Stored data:

-------------------------

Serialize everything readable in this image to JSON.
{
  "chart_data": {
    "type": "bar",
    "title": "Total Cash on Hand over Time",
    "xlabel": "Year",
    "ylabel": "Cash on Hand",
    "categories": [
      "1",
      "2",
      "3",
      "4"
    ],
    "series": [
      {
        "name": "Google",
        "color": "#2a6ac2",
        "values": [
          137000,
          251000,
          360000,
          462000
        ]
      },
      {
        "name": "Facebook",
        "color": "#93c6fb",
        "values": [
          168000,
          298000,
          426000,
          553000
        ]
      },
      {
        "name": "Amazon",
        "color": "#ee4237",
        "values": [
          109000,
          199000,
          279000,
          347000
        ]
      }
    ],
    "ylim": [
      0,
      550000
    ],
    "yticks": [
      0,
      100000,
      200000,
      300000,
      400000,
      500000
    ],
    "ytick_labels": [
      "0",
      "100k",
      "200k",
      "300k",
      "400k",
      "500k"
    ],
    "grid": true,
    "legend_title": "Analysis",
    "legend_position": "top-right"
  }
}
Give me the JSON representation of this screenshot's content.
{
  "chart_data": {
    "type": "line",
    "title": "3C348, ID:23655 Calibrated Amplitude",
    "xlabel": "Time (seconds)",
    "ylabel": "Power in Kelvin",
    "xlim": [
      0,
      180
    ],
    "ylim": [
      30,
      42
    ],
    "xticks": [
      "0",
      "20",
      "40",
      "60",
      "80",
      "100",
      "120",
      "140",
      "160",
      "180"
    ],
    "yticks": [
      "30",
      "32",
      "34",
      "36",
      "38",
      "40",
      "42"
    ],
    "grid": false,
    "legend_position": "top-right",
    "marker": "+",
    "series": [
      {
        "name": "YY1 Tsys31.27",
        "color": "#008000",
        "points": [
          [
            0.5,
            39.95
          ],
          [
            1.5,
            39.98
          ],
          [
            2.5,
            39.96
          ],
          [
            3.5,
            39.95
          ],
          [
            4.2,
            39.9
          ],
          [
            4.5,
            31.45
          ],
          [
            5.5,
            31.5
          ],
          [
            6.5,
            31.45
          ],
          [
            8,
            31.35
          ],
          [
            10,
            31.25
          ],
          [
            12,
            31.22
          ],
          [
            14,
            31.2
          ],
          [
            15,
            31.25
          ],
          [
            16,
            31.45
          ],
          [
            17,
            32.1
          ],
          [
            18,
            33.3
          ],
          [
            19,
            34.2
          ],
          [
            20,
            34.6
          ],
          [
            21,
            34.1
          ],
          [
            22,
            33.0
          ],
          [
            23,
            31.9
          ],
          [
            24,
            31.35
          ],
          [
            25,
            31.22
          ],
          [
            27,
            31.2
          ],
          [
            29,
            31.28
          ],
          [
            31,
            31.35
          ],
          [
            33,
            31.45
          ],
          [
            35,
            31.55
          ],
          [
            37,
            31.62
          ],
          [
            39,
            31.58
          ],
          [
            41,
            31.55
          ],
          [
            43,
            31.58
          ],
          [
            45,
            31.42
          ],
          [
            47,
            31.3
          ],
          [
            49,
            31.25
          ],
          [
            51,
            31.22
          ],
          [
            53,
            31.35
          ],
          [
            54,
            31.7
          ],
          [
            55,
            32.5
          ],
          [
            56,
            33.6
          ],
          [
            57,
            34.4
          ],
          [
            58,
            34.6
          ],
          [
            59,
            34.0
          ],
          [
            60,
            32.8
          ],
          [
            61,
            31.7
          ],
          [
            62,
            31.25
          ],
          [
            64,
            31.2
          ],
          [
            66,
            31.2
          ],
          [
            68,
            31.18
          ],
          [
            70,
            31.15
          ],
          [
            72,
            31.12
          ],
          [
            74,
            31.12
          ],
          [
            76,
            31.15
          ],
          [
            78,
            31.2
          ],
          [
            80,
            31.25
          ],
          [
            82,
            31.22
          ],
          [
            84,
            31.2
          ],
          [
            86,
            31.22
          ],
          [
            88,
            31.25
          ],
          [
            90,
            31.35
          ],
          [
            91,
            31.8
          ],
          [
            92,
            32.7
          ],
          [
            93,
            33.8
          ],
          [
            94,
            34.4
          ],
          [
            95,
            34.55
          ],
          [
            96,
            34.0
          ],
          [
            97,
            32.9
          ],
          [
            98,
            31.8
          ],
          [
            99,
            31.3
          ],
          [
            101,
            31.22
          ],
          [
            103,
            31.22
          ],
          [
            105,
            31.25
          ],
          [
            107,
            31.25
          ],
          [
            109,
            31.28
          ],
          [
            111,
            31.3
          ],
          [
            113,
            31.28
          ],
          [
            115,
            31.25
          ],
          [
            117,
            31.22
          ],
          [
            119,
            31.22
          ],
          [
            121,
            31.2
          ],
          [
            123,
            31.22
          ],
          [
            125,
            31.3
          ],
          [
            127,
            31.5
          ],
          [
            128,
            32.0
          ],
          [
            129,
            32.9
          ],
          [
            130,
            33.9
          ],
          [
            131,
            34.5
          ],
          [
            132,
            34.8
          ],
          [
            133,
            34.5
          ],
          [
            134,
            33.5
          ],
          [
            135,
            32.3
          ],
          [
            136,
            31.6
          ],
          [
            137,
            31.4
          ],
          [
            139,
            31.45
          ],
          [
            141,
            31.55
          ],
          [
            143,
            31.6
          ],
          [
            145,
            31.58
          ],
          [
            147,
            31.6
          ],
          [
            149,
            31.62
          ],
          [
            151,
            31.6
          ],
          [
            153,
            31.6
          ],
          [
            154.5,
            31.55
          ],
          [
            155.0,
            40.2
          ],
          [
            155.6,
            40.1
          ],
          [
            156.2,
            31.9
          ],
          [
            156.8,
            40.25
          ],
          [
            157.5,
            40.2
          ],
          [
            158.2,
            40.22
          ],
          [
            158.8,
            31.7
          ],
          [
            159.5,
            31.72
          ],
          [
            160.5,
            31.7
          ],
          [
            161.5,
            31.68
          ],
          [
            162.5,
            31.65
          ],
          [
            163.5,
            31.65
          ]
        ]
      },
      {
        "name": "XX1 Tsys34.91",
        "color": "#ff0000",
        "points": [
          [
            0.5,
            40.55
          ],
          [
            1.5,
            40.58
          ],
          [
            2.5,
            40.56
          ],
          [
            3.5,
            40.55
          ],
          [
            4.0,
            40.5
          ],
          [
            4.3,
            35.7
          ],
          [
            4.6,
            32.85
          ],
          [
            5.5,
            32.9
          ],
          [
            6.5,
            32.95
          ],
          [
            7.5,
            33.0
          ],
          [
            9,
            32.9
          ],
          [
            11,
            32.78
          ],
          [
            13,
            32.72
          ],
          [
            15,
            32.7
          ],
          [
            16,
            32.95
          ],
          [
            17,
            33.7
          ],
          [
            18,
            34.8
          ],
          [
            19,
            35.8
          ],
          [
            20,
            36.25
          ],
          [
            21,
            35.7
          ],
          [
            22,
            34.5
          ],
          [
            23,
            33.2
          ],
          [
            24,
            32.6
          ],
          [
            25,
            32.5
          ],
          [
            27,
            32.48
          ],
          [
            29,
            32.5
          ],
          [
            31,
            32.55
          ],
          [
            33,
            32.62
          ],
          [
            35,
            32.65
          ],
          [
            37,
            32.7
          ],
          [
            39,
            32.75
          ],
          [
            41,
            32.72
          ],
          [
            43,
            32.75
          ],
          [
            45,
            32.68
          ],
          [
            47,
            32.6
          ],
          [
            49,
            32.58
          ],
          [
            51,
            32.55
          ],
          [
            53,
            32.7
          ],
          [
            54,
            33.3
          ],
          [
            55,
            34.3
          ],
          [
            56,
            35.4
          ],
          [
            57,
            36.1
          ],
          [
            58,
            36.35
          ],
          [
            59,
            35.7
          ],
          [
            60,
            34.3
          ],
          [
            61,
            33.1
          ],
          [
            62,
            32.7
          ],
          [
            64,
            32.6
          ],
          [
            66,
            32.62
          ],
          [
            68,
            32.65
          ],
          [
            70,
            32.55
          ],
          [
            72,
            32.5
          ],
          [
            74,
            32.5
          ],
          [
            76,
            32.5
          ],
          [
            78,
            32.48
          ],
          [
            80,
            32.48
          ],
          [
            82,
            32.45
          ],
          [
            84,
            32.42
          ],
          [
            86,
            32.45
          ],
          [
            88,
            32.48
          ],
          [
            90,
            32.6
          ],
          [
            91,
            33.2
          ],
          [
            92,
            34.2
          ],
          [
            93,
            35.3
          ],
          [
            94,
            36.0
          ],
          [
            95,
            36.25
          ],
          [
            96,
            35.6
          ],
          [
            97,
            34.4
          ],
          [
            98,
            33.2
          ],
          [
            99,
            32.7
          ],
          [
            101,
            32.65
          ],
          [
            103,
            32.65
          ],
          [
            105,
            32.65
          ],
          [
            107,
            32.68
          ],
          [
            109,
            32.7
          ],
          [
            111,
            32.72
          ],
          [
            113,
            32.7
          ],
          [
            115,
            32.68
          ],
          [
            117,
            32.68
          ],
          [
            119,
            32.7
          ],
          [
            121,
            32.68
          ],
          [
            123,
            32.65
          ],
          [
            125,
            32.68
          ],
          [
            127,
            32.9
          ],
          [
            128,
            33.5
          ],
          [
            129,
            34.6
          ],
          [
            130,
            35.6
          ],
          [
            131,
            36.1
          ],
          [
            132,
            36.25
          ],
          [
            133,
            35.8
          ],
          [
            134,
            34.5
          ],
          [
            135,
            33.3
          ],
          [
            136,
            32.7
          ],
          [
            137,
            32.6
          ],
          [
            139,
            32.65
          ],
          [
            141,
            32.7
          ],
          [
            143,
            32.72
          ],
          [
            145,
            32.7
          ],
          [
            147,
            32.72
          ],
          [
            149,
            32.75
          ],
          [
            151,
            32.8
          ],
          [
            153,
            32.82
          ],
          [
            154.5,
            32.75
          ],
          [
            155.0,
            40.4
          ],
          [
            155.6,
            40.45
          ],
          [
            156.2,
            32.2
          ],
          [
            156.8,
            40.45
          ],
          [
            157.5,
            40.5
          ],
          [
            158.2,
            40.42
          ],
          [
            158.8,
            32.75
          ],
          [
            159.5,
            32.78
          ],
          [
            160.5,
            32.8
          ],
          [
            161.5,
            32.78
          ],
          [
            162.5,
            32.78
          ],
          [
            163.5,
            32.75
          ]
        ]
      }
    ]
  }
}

-------------------------

## EXERCISE TASK
Find how many lines of the listing include the string "right" and give that number, nothing else.

## THE ANSWER
2